• RECORDS SHOWN:
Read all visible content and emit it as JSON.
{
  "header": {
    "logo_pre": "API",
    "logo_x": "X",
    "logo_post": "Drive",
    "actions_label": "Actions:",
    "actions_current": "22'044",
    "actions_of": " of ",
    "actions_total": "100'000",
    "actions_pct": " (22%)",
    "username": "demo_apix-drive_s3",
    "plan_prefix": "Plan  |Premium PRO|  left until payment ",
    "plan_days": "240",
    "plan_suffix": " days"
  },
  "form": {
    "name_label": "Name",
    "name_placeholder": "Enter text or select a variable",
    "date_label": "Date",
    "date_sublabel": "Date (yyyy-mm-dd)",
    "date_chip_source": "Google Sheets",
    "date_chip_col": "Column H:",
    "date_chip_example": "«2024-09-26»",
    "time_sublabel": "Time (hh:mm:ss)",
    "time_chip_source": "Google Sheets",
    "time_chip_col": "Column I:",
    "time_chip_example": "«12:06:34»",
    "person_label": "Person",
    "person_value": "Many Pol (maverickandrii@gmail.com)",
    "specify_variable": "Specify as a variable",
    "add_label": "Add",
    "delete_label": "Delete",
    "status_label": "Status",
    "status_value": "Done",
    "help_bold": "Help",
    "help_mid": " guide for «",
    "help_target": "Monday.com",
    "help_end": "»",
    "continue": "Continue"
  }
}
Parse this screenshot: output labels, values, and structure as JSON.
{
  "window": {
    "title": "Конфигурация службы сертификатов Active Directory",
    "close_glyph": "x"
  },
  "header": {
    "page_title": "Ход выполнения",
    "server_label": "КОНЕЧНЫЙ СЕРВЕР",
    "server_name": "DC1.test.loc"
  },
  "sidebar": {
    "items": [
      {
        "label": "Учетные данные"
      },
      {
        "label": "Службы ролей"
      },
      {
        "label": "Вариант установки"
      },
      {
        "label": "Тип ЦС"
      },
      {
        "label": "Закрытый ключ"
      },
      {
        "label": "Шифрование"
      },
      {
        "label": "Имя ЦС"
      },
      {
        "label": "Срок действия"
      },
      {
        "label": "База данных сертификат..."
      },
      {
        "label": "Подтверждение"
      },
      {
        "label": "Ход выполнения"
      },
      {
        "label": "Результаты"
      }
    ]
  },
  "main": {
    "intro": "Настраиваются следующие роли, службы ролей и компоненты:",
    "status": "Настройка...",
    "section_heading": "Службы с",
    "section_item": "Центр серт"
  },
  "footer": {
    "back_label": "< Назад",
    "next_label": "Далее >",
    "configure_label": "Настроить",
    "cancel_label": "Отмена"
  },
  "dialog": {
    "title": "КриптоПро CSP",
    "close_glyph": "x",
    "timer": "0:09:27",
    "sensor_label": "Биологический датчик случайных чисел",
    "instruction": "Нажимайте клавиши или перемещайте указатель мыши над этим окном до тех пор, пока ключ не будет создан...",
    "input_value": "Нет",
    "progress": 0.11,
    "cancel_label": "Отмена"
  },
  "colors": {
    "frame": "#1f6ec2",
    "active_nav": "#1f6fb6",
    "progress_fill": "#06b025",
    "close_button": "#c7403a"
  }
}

• PROBLEM DESCRIPTION:
Please repeat the listing above in full and exactly.

• THE OUTPUT:
Read all visible content and emit it as JSON.
{
  "header": {
    "logo_pre": "API",
    "logo_x": "X",
    "logo_post": "Drive",
    "actions_label": "Actions:",
    "actions_current": "22'044",
    "actions_of": " of ",
    "actions_total": "100'000",
    "actions_pct": " (22%)",
    "username": "demo_apix-drive_s3",
    "plan_prefix": "Plan  |Premium PRO|  left until payment ",
    "plan_days": "240",
    "plan_suffix": " days"
  },
  "form": {
    "name_label": "Name",
    "name_placeholder": "Enter text or select a variable",
    "date_label": "Date",
    "date_sublabel": "Date (yyyy-mm-dd)",
    "date_chip_source": "Google Sheets",
    "date_chip_col": "Column H:",
    "date_chip_example": "«2024-09-26»",
    "time_sublabel": "Time (hh:mm:ss)",
    "time_chip_source": "Google Sheets",
    "time_chip_col": "Column I:",
    "time_chip_example": "«12:06:34»",
    "person_label": "Person",
    "person_value": "Many Pol (maverickandrii@gmail.com)",
    "specify_variable": "Specify as a variable",
    "add_label": "Add",
    "delete_label": "Delete",
    "status_label": "Status",
    "status_value": "Done",
    "help_bold": "Help",
    "help_mid": " guide for «",
    "help_target": "Monday.com",
    "help_end": "»",
    "continue": "Continue"
  }
}
Parse this screenshot: output labels, values, and structure as JSON.
{
  "window": {
    "title": "Конфигурация службы сертификатов Active Directory",
    "close_glyph": "x"
  },
  "header": {
    "page_title": "Ход выполнения",
    "server_label": "КОНЕЧНЫЙ СЕРВЕР",
    "server_name": "DC1.test.loc"
  },
  "sidebar": {
    "items": [
      {
        "label": "Учетные данные"
      },
      {
        "label": "Службы ролей"
      },
      {
        "label": "Вариант установки"
      },
      {
        "label": "Тип ЦС"
      },
      {
        "label": "Закрытый ключ"
      },
      {
        "label": "Шифрование"
      },
      {
        "label": "Имя ЦС"
      },
      {
        "label": "Срок действия"
      },
      {
        "label": "База данных сертификат..."
      },
      {
        "label": "Подтверждение"
      },
      {
        "label": "Ход выполнения"
      },
      {
        "label": "Результаты"
      }
    ]
  },
  "main": {
    "intro": "Настраиваются следующие роли, службы ролей и компоненты:",
    "status": "Настройка...",
    "section_heading": "Службы с",
    "section_item": "Центр серт"
  },
  "footer": {
    "back_label": "< Назад",
    "next_label": "Далее >",
    "configure_label": "Настроить",
    "cancel_label": "Отмена"
  },
  "dialog": {
    "title": "КриптоПро CSP",
    "close_glyph": "x",
    "timer": "0:09:27",
    "sensor_label": "Биологический датчик случайных чисел",
    "instruction": "Нажимайте клавиши или перемещайте указатель мыши над этим окном до тех пор, пока ключ не будет создан...",
    "input_value": "Нет",
    "progress": 0.11,
    "cancel_label": "Отмена"
  },
  "colors": {
    "frame": "#1f6ec2",
    "active_nav": "#1f6fb6",
    "progress_fill": "#06b025",
    "close_button": "#c7403a"
  }
}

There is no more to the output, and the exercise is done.